(Document):
===

Margin is the amount of funds that must be deposited by the Fund with its
custodian in a segregated account in the name of the futures commission merchant
(or, in some cases, may be held on deposit directly with the futures commission
merchant) in order to initiate futures trading and to maintain the Fund's open
position in futures contracts. A margin deposit is intended to ensure the Fund's
performance of the futures contract. The margin required for a particular
futures contract is set by the exchange on which the futures contract is traded,
and may be significantly modified from time to time by the exchange during the
term of the futures contract.
If the price of an open futures contract changes (by increase in the case of a
sale or by decrease in the case of a purchase) so that the loss on the futures
contract reaches a point at which the margin on deposit does not satisfy margin
requirements, the broker will require an increase in the margin. However, if the
value of a position increases because of favorable price changes in the futures
contract so that the margin deposit exceeds the required margin, the broker will
pay the excess to the Fund.
These subsequent payments, called "variation margin," to and from the futures
broker, are made on a daily basis as the price of the underlying assets
fluctuate making the long and short positions in the futures contract more or
less valuable, a process known as "marking to the market." The Fund expects to
earn interest income on its margin deposits.
Although certain futures contracts, by their terms, require actual future
delivery of and payment for the underlying instruments, in practice most futures
contracts are usually closed out before the delivery date. Closing out an open
futures contract sale or purchase is effected by entering into an offsetting
futures contract purchase or sale, respectively, for the same aggregate amount
of the identical securities and the same delivery date. If the offsetting
purchase price is less than the original sale price, the Fund realizes a gain;
if it is more, the Fund realizes a loss. Conversely, if the offsetting sale
price is more than the original purchase price, the Fund realizes a gain; if it
is less, the Fund realizes a loss. The transaction costs must also be included
in these calculations. There can be no assurance, however, that the Fund will be
able to enter into an offsetting transaction with respect to a particular
futures contract at a particular time. If the Fund is not able to enter into an
offsetting transaction, the Fund will continue to be required to maintain the
margin deposits on the futures contract.

===

(Stored records):
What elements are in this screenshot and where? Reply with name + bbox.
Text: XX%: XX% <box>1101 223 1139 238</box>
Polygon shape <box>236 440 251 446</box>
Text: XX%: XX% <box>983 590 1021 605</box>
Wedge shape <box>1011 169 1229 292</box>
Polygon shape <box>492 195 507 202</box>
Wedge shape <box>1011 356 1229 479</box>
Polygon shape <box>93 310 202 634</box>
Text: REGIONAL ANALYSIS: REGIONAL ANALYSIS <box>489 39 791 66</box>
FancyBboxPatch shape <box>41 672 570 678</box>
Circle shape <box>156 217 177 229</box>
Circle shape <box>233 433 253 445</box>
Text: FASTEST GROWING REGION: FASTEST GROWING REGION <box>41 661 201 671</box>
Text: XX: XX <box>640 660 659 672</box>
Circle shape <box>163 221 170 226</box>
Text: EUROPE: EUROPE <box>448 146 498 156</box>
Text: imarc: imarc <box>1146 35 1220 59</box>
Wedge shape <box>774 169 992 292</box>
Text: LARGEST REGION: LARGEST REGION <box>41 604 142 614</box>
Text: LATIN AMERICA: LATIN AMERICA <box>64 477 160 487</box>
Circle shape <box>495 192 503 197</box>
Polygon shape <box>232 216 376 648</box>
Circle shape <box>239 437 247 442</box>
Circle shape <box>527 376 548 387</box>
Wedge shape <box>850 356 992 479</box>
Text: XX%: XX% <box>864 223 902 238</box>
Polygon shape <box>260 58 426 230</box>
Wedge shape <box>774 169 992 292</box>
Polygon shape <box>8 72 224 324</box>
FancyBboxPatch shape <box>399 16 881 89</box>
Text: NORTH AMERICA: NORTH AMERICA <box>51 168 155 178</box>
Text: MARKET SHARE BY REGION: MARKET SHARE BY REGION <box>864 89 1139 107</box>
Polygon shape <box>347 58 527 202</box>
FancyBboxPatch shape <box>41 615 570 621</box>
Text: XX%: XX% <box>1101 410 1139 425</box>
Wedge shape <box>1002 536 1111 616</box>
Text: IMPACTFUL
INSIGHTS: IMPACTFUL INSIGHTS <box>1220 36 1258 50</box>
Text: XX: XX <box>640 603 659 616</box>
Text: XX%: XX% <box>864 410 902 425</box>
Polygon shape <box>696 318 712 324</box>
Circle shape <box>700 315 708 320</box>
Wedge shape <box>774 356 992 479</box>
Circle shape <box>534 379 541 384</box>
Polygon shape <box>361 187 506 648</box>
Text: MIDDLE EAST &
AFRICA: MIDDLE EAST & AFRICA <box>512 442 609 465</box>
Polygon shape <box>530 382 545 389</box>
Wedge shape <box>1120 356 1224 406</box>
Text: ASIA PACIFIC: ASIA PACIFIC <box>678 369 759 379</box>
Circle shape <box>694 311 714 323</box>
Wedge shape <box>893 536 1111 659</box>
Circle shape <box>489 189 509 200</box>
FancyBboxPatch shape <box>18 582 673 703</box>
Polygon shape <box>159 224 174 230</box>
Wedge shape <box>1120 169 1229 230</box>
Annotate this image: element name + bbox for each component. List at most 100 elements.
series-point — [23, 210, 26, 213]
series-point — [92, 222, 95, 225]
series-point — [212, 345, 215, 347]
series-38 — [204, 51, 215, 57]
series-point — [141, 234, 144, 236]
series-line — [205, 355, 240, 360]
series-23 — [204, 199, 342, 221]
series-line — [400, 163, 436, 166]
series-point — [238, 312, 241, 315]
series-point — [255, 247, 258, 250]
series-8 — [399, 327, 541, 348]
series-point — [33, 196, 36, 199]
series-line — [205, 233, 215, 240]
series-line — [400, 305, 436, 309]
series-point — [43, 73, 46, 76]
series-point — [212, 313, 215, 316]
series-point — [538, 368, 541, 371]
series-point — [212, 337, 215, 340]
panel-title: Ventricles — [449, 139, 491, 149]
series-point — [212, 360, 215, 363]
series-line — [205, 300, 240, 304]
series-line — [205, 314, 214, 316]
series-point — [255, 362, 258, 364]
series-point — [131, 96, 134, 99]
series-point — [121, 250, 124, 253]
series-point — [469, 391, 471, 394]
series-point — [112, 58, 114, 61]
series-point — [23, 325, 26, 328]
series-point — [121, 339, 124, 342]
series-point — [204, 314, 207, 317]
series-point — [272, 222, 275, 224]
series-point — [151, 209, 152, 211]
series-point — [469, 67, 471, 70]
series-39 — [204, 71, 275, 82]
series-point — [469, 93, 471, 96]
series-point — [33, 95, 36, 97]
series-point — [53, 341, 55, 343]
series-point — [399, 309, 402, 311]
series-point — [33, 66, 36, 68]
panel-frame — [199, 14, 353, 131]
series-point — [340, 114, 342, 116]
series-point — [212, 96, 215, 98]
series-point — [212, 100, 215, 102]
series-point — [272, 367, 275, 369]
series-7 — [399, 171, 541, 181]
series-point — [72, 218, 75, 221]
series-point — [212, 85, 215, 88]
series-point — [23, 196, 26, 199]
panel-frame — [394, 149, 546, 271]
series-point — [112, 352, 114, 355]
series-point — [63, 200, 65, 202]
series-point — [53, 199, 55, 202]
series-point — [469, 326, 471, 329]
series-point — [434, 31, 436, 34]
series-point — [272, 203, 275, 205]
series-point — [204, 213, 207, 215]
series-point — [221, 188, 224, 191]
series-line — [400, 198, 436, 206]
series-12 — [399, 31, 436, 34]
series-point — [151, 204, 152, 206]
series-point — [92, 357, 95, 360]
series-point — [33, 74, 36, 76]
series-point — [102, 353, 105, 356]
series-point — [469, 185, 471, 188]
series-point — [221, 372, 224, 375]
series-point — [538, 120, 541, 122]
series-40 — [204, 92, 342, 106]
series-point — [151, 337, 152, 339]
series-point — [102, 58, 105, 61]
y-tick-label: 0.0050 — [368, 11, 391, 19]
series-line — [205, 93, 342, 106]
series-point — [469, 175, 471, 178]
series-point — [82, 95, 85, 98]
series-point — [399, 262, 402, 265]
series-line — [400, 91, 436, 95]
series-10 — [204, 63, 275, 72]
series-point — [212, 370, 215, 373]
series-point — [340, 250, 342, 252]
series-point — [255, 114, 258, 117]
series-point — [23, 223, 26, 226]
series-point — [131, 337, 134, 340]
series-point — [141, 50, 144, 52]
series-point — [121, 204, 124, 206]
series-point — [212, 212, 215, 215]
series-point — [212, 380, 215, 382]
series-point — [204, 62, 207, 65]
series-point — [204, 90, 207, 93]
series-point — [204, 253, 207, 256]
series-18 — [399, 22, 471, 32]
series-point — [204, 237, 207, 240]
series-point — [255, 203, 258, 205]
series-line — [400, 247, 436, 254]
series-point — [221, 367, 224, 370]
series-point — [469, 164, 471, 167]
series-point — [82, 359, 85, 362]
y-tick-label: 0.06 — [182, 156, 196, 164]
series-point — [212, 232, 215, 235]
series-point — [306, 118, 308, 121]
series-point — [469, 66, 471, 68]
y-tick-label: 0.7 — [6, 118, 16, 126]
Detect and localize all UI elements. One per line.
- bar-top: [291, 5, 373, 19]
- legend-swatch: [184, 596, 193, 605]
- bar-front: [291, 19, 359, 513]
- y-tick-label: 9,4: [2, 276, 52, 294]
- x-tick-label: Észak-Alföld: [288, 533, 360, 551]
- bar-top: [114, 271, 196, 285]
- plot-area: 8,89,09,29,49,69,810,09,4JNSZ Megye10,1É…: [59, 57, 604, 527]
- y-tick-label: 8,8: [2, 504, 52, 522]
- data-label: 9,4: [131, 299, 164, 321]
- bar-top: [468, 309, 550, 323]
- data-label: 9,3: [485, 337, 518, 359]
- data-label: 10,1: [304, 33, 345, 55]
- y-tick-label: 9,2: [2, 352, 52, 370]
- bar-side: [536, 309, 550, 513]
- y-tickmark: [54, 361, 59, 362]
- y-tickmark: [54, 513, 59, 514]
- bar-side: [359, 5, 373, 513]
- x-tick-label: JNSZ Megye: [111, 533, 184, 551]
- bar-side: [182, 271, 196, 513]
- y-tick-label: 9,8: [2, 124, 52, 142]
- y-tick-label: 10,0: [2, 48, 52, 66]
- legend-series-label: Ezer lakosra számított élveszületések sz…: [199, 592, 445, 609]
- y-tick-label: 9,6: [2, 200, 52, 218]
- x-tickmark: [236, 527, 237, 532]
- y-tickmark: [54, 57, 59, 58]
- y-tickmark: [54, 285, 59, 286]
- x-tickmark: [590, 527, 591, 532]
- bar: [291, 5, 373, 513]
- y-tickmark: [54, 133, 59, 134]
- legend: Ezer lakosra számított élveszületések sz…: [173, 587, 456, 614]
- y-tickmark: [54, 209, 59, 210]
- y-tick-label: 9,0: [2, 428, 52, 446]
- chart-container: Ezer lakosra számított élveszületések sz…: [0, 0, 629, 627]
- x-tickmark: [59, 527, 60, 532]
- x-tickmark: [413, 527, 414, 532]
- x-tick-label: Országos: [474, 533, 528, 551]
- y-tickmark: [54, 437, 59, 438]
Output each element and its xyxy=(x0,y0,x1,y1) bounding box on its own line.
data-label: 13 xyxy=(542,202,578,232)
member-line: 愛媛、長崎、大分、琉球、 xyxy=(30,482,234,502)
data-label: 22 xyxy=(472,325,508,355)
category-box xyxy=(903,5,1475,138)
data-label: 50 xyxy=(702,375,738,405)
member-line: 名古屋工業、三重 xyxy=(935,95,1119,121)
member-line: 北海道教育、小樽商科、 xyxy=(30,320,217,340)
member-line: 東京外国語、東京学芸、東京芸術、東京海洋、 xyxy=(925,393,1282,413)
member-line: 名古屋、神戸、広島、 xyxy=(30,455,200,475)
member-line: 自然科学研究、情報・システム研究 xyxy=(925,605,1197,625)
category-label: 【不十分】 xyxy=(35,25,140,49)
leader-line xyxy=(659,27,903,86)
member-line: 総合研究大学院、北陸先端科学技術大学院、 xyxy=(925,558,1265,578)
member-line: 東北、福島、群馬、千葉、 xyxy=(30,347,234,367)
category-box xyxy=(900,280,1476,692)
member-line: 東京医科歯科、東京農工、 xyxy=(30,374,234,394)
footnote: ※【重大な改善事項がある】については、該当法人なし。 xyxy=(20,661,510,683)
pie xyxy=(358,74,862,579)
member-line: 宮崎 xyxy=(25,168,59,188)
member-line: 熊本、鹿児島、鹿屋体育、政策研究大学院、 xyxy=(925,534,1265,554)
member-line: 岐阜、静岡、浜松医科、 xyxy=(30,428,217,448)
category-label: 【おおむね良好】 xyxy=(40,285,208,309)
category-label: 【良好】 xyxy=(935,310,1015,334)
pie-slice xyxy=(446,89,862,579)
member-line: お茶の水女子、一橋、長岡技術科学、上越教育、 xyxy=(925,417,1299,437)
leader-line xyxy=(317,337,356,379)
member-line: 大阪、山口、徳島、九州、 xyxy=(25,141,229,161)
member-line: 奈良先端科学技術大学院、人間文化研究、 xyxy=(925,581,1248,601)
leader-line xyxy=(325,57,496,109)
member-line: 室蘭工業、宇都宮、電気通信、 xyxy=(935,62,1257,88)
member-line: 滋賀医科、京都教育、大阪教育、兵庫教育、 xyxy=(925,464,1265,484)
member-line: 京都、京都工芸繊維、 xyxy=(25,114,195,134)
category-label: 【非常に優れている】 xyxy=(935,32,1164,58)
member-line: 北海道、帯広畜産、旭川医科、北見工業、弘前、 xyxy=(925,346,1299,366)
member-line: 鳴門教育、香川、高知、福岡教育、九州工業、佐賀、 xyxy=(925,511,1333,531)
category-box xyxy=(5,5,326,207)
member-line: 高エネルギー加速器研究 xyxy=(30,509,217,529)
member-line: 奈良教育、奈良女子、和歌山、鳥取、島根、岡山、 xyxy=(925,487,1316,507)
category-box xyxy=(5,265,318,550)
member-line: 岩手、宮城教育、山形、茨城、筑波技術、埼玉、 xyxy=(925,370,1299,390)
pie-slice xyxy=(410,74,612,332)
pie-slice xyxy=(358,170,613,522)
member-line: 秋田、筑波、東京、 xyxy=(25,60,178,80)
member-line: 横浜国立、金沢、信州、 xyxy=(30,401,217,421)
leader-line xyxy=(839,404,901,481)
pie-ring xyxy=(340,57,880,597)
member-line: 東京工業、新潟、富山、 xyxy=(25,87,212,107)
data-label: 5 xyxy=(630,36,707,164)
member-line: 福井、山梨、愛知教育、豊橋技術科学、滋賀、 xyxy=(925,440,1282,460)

===

(Exercise instructions):
Turn the paragraph of the futures margin text that begins "Margin is the amount of funds" into a short bulleted list that keeps its main facts.

(Exercise answer):
- Margin is money the Fund deposits with its custodian in a segregated account in the futures commission merchant's name. In some cases it is held directly with the merchant.
- The deposit is needed to start futures trading and to keep the Fund's open futures positions.
- Its purpose is to ensure the Fund performs the futures contract.
- The exchange where a contract trades sets the required margin. The exchange may change it significantly during the contract's term.